PROMPT:
Rewrite everything from the start of the records down to the line containing "series-line bbox=[71, 62, 672, 250]", replacing "legend-label" with "legend-text" and leaving the rest unchanged.

LISTED RECORDS:
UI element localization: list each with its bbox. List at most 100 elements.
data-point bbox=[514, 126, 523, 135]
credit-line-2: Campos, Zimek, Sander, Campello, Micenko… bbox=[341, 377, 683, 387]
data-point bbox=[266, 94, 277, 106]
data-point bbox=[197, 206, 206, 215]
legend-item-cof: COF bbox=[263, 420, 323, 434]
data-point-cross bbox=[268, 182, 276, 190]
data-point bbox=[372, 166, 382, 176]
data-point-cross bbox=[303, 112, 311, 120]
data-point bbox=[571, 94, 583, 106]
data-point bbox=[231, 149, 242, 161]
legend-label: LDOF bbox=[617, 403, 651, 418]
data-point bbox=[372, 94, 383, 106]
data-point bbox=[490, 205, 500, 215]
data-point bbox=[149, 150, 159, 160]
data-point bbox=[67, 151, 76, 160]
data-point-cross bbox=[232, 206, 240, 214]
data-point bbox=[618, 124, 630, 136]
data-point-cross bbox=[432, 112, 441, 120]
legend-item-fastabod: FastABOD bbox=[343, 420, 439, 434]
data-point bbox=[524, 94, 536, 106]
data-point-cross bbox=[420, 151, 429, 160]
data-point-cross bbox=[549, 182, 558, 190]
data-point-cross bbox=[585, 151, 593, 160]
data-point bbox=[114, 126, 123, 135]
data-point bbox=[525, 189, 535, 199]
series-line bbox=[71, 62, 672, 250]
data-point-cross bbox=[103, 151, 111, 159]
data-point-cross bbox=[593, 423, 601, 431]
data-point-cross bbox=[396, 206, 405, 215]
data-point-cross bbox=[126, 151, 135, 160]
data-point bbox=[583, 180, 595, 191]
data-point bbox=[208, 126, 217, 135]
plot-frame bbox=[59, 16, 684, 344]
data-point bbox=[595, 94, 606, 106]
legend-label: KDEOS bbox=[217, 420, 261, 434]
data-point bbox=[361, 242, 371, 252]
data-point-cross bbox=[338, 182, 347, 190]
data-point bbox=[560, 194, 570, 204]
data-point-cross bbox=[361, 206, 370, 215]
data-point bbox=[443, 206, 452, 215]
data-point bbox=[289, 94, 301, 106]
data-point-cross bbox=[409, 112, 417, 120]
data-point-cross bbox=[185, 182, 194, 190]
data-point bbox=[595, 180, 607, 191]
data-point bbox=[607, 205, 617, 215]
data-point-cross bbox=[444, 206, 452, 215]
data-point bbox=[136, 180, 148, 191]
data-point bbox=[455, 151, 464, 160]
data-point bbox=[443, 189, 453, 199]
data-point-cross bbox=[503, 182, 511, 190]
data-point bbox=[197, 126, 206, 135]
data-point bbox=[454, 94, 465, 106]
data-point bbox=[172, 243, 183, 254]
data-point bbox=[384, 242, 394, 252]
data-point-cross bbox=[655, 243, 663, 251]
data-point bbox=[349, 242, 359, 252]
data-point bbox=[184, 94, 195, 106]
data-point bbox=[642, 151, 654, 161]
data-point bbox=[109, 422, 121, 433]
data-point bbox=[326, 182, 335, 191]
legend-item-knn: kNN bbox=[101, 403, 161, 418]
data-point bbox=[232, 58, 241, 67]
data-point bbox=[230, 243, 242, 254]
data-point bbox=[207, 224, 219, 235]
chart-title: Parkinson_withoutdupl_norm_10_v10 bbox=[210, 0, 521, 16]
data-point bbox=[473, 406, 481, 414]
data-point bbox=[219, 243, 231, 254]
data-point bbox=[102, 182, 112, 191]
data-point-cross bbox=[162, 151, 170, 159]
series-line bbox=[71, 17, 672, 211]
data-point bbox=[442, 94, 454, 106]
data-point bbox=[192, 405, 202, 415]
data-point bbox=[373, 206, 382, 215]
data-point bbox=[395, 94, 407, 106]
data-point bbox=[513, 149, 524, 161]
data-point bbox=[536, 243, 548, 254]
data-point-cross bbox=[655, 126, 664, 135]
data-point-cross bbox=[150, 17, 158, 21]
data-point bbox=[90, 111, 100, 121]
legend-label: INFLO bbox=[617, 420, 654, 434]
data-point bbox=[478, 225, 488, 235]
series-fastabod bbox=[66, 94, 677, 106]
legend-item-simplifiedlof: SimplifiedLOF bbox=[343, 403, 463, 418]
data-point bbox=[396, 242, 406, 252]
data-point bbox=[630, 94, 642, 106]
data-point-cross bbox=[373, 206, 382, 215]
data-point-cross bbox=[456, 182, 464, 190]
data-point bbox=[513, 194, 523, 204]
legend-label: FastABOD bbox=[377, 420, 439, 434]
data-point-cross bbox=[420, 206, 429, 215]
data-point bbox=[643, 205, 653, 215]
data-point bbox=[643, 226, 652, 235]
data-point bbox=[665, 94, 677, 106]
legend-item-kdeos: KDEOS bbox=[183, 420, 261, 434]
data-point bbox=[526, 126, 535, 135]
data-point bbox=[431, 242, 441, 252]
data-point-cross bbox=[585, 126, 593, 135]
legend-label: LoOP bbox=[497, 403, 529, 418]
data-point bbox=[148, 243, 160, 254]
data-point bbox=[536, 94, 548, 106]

COMPLETE ANSWER:
UI element localization: list each with its bbox. List at most 100 elements.
data-point bbox=[514, 126, 523, 135]
credit-line-2: Campos, Zimek, Sander, Campello, Micenko… bbox=[341, 377, 683, 387]
data-point bbox=[266, 94, 277, 106]
data-point bbox=[197, 206, 206, 215]
legend-item-cof: COF bbox=[263, 420, 323, 434]
data-point-cross bbox=[268, 182, 276, 190]
data-point bbox=[372, 166, 382, 176]
data-point-cross bbox=[303, 112, 311, 120]
data-point bbox=[571, 94, 583, 106]
data-point bbox=[231, 149, 242, 161]
legend-text: LDOF bbox=[617, 403, 651, 418]
data-point bbox=[372, 94, 383, 106]
data-point bbox=[490, 205, 500, 215]
data-point bbox=[149, 150, 159, 160]
data-point bbox=[67, 151, 76, 160]
data-point-cross bbox=[232, 206, 240, 214]
data-point bbox=[618, 124, 630, 136]
data-point-cross bbox=[432, 112, 441, 120]
legend-item-fastabod: FastABOD bbox=[343, 420, 439, 434]
data-point bbox=[524, 94, 536, 106]
data-point-cross bbox=[420, 151, 429, 160]
data-point-cross bbox=[549, 182, 558, 190]
data-point-cross bbox=[585, 151, 593, 160]
data-point bbox=[114, 126, 123, 135]
data-point bbox=[525, 189, 535, 199]
series-line bbox=[71, 62, 672, 250]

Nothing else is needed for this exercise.